=== Listed records ===

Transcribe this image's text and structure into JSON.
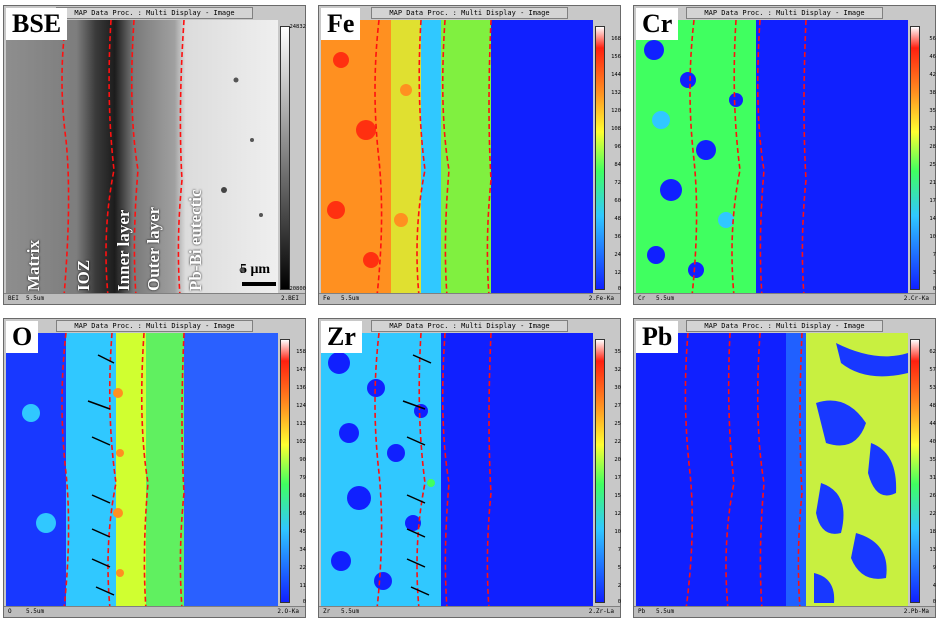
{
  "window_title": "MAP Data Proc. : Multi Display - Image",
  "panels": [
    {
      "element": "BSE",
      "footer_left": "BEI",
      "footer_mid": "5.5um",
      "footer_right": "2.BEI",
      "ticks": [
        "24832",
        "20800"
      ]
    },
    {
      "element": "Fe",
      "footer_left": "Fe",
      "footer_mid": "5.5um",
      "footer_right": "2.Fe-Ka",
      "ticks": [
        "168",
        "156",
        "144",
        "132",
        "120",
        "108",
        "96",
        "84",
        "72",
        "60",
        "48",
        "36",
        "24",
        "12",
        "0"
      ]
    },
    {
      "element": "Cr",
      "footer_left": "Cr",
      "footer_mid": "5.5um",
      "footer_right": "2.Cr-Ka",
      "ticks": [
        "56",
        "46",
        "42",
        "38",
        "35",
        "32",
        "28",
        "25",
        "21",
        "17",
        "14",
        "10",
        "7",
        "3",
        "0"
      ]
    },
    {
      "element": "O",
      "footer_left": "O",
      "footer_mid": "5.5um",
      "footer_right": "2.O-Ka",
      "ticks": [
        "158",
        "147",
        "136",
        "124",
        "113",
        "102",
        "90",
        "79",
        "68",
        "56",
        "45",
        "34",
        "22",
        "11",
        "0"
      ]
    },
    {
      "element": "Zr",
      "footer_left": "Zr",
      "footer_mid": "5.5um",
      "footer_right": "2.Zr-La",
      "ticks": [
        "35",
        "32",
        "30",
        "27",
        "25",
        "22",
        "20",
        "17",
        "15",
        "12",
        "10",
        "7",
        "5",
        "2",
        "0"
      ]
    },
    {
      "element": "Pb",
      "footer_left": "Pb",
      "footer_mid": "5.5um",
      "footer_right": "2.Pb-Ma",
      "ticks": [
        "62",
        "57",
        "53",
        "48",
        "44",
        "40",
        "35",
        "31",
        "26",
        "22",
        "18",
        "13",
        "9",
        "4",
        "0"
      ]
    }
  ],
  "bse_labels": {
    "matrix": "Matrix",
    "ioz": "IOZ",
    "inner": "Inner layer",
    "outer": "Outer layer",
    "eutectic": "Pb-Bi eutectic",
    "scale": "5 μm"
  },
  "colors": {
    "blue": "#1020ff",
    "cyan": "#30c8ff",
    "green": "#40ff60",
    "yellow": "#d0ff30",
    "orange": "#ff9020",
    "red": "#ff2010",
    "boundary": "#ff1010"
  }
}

===

▶ _Instruction_
Pull every line holding "layer" out of the records.

▶ _Final result_
    "inner": "Inner layer",
    "outer": "Outer layer",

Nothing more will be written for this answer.